> _Given request_:
Work through the entries below and report how many lines include "ylabel". The number alone is the answer.

> _Available records_:
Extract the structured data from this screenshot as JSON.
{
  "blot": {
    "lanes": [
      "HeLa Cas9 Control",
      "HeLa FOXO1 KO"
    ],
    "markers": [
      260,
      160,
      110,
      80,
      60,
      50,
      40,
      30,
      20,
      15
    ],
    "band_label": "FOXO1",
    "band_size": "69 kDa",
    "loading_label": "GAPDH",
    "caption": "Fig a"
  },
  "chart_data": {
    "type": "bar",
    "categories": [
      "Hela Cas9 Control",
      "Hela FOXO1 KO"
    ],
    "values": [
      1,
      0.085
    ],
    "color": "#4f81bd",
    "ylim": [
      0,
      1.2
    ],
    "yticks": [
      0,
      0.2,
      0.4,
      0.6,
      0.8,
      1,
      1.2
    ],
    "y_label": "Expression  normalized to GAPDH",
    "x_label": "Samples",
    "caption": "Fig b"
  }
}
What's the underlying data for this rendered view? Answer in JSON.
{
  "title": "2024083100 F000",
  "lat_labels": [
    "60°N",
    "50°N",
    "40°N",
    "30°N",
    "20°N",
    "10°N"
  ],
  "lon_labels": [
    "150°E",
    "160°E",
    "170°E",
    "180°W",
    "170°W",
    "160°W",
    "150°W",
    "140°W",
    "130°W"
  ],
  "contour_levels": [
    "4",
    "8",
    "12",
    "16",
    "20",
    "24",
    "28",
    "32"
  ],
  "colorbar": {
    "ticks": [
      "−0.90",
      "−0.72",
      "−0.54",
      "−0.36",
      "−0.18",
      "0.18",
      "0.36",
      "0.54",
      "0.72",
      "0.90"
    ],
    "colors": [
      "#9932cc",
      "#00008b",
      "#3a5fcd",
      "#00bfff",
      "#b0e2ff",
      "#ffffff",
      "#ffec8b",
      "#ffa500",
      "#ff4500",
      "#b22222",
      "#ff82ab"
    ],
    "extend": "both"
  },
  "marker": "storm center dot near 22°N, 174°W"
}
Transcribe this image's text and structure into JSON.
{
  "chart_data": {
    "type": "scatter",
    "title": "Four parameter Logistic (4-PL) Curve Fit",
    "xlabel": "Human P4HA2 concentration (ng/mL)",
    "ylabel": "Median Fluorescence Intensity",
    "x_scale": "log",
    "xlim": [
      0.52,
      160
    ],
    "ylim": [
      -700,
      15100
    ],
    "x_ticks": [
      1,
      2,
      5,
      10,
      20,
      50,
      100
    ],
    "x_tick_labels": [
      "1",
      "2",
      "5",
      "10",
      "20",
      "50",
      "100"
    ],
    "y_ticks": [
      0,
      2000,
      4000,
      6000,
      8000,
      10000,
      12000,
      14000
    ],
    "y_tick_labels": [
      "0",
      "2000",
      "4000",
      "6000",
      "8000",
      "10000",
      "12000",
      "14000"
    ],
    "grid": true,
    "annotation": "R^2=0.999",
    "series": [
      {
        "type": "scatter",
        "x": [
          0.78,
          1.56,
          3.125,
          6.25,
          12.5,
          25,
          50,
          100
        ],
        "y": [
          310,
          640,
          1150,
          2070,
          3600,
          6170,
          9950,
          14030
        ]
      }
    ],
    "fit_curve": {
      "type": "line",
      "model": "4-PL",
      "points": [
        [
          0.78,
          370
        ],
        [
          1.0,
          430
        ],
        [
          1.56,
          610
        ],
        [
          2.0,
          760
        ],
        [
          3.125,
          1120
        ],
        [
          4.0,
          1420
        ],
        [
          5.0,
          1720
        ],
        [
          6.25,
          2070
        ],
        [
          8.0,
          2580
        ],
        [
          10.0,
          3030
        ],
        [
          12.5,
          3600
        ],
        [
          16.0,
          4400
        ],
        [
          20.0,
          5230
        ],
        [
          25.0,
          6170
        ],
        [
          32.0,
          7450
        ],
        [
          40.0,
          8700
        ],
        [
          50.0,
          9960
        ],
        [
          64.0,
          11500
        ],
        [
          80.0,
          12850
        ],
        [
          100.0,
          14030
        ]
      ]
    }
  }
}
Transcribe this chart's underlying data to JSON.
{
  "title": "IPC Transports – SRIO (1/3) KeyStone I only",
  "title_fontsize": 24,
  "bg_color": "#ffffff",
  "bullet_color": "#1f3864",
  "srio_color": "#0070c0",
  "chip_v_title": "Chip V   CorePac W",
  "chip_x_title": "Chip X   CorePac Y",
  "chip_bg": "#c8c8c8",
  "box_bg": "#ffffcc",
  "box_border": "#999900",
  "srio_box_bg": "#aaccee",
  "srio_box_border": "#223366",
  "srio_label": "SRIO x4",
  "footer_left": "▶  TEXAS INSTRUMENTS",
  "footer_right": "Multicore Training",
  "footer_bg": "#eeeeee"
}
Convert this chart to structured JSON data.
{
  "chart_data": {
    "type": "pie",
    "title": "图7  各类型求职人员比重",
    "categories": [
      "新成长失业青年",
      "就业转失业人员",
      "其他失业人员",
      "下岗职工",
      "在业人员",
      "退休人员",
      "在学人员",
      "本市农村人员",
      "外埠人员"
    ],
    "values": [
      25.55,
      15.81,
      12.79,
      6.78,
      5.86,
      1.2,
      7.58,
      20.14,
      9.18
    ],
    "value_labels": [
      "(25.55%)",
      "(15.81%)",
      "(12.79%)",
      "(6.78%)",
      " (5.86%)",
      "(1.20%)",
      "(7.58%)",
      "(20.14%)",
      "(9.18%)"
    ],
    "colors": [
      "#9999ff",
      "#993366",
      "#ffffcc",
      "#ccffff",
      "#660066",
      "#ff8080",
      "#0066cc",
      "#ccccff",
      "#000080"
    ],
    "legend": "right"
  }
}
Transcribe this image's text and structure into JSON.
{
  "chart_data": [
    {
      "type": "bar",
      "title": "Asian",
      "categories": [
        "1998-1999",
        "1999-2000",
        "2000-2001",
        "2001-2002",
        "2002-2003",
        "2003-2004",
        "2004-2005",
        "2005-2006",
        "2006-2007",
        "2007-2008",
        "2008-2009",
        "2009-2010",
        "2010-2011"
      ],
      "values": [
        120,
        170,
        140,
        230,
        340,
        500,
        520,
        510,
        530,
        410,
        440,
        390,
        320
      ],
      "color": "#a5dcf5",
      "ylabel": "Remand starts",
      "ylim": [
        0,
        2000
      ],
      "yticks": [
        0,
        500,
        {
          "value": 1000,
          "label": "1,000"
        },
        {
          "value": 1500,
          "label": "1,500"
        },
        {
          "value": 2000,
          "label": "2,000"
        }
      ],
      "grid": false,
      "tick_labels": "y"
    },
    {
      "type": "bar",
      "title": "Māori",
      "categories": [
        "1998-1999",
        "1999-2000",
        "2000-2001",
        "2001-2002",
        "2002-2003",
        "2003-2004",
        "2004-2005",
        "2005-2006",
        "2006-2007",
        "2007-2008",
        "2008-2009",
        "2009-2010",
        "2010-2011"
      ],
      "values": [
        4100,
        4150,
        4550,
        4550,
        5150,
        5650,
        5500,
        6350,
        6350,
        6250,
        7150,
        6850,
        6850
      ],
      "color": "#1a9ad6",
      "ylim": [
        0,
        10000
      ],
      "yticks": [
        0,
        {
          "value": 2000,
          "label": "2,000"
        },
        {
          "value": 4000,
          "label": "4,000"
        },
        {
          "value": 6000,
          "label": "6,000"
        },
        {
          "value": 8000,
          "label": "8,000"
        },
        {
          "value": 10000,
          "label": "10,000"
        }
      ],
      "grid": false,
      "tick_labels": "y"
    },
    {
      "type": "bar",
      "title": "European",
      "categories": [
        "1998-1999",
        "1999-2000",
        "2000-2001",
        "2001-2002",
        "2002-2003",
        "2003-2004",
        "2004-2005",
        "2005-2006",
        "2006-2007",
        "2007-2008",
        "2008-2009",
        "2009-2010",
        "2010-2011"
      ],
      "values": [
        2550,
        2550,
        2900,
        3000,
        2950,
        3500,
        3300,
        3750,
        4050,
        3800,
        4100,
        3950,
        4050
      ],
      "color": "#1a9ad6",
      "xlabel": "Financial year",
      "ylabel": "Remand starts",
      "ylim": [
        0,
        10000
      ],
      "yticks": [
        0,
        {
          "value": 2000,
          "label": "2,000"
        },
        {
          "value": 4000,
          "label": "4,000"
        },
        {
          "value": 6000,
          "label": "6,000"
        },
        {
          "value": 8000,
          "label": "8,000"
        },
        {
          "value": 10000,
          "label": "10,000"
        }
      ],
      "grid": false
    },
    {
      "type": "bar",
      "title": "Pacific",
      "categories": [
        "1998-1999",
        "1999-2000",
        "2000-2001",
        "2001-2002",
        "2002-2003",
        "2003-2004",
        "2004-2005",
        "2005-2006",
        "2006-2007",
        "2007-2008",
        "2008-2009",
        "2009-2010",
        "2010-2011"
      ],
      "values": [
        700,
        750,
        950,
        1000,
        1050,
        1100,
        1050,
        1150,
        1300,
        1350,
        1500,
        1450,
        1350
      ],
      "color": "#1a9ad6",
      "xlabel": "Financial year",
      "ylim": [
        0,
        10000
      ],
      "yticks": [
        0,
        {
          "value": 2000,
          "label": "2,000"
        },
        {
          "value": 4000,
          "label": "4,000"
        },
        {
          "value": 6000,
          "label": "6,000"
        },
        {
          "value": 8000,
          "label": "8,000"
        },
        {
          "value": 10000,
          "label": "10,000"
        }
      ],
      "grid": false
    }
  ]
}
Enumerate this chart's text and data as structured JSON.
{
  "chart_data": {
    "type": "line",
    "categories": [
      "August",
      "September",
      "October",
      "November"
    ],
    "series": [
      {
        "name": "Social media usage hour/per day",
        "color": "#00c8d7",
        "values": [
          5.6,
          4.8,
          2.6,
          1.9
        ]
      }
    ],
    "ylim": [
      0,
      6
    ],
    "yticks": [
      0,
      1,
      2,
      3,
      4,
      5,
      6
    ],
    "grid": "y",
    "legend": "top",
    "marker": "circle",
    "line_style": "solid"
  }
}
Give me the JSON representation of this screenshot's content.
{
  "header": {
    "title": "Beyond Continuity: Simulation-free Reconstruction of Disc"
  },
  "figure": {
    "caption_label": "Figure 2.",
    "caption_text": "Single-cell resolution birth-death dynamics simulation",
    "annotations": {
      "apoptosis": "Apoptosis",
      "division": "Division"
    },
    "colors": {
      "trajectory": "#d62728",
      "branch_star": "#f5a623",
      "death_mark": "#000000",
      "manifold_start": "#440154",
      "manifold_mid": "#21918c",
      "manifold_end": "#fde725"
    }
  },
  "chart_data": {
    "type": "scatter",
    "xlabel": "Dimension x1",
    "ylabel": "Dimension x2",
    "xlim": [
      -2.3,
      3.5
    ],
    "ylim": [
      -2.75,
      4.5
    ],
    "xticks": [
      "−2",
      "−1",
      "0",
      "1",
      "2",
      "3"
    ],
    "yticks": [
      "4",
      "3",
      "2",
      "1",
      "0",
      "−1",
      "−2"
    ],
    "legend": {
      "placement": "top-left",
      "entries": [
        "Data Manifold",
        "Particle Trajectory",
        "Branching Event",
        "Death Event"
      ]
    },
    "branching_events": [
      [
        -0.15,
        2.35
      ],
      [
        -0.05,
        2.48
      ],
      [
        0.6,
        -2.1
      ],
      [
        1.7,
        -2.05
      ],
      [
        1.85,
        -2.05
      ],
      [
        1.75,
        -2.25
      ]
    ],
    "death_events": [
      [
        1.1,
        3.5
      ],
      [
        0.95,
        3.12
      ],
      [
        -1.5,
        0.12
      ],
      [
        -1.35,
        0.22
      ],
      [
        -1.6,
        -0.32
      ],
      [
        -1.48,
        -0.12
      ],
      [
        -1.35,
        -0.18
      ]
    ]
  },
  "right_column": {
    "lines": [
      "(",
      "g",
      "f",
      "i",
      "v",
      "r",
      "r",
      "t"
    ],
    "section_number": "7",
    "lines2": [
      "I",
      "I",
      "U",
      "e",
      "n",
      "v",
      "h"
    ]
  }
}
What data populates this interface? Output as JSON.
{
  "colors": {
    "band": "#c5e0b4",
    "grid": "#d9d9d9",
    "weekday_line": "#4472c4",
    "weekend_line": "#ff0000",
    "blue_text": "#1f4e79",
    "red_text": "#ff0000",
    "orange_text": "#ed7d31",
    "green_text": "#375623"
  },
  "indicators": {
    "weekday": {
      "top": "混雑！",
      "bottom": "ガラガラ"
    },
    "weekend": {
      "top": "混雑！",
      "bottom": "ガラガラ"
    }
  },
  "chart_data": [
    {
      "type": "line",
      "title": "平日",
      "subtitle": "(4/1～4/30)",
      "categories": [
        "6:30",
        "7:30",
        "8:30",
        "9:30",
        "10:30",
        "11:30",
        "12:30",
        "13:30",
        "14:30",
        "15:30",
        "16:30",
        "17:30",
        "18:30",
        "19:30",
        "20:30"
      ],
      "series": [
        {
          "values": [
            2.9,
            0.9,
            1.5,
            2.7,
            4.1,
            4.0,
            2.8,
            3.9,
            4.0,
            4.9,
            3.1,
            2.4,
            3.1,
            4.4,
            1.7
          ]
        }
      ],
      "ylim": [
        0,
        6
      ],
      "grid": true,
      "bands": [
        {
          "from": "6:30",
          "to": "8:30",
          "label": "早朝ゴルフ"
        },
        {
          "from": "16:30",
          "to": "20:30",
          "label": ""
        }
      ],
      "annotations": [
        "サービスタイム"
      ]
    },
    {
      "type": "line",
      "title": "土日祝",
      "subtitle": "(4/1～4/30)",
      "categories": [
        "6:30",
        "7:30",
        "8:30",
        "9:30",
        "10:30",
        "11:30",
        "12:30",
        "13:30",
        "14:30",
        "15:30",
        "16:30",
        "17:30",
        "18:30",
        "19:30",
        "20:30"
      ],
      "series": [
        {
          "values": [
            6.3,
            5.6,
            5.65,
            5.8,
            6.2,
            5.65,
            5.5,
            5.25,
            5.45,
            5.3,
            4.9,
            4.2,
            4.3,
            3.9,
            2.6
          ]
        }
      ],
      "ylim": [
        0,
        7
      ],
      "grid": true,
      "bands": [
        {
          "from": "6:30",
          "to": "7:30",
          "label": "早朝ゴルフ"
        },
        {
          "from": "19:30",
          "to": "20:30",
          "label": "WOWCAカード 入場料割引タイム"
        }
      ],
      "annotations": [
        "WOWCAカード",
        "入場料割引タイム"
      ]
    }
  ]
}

> _Task response_:
4